▶ [Work to do]: State the count of lines below in which the word "JSON" appears, and add nothing.

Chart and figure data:
%%
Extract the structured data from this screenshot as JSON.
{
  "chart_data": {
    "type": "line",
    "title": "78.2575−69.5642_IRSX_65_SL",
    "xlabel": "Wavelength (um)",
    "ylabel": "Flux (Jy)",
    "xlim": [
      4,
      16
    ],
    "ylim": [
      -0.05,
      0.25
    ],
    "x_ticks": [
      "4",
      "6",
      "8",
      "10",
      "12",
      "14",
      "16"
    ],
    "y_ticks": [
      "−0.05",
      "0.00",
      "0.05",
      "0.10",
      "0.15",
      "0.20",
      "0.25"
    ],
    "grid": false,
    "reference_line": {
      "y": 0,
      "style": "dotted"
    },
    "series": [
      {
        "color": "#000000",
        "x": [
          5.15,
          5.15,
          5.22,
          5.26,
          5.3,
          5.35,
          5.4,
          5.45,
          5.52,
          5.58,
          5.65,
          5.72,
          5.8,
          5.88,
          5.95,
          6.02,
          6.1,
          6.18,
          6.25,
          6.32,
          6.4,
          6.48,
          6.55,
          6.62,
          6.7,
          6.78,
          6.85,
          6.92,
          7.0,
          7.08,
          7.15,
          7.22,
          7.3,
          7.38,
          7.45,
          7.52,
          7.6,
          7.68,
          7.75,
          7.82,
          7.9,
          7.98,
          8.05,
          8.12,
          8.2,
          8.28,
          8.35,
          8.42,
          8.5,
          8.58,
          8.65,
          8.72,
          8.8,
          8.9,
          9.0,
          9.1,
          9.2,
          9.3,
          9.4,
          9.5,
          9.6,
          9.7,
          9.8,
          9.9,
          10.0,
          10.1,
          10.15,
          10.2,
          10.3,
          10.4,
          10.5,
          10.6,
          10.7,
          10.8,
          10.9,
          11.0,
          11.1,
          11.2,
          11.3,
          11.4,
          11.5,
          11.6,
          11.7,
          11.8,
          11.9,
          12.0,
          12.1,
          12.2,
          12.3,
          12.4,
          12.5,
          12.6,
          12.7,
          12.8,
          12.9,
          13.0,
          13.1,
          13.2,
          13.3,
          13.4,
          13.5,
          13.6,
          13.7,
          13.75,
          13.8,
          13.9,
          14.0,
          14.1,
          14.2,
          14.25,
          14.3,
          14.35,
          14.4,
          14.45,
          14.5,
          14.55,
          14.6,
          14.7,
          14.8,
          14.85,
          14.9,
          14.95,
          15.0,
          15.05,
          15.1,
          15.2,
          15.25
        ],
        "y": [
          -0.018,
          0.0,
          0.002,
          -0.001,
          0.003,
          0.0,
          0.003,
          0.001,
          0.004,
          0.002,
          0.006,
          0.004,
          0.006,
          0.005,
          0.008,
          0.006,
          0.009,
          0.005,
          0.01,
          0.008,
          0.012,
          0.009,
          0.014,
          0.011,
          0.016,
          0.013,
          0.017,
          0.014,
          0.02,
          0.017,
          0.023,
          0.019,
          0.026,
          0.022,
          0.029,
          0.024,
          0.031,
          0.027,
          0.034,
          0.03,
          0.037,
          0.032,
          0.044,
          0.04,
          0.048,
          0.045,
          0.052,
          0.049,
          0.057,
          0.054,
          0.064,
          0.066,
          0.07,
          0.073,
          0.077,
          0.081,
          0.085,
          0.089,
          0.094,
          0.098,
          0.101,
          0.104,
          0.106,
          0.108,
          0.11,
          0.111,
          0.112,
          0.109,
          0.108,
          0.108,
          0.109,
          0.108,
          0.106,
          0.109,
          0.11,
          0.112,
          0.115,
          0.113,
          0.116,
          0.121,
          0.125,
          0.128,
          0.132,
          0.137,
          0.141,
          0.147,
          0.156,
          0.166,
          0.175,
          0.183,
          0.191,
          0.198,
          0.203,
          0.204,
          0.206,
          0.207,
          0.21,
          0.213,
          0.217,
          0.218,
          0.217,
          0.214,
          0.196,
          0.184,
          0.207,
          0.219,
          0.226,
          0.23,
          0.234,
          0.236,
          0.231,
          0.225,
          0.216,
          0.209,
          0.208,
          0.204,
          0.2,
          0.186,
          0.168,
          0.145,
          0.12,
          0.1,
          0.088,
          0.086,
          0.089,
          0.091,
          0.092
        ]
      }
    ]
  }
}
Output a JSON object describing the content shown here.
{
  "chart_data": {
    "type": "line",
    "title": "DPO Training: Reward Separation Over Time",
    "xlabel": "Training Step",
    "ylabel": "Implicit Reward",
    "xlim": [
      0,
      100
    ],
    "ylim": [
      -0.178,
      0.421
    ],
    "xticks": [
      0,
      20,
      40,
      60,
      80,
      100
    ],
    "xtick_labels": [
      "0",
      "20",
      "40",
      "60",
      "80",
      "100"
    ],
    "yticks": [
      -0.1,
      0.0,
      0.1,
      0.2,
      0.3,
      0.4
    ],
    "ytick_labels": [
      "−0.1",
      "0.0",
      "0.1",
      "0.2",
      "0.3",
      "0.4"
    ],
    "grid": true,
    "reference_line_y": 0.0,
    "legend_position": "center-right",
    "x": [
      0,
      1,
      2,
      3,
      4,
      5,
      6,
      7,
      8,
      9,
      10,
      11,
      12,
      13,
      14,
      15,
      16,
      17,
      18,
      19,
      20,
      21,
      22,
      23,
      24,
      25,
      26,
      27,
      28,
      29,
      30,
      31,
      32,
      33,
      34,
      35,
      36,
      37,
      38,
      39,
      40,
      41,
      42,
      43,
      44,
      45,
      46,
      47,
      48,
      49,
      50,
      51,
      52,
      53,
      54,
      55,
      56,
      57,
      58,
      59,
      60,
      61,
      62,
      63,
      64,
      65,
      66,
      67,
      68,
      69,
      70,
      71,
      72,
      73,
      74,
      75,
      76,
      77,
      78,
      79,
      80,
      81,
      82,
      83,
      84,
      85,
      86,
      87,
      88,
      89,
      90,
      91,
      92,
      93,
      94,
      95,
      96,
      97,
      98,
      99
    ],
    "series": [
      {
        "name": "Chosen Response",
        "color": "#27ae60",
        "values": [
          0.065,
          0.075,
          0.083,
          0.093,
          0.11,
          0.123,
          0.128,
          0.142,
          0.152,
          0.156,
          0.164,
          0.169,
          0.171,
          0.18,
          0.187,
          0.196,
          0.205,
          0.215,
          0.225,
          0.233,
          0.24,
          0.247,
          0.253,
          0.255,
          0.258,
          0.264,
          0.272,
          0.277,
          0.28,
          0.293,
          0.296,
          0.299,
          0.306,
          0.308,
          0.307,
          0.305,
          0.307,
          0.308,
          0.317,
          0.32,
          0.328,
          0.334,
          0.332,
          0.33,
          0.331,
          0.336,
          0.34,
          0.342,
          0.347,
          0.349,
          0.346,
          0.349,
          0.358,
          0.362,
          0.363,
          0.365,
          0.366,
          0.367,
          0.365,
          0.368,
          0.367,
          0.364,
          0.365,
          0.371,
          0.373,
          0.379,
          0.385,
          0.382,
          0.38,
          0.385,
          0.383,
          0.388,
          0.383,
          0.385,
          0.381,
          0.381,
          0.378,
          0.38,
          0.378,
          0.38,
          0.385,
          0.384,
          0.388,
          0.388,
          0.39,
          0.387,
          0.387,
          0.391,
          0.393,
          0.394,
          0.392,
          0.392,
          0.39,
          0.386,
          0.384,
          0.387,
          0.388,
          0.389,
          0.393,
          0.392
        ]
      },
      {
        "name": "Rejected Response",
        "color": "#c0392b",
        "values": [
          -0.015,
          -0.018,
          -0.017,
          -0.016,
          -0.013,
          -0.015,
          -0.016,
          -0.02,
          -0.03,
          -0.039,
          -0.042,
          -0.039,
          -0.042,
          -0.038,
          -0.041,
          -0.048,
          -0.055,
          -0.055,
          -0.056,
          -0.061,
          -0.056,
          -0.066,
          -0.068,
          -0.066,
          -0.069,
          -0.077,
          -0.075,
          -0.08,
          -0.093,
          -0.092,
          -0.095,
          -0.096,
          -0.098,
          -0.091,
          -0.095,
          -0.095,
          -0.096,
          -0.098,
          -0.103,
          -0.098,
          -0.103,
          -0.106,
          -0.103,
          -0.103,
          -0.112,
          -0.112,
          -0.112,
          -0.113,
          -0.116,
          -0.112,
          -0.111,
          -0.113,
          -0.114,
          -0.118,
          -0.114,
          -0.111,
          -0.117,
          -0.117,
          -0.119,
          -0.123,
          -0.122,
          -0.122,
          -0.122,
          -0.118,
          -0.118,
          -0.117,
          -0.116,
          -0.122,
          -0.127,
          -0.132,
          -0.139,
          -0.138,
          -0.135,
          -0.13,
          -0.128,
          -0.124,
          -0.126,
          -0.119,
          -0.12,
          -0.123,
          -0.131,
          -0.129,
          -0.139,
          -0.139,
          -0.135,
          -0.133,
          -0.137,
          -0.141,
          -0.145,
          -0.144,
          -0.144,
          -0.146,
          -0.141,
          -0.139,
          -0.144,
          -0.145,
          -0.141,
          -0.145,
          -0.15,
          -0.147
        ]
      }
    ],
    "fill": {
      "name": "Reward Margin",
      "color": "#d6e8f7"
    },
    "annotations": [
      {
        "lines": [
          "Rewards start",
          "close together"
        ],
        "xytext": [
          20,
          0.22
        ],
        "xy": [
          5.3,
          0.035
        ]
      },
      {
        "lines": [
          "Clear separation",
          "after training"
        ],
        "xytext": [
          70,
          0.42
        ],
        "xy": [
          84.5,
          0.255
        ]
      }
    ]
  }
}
%%
▶ [Response to the task]: 2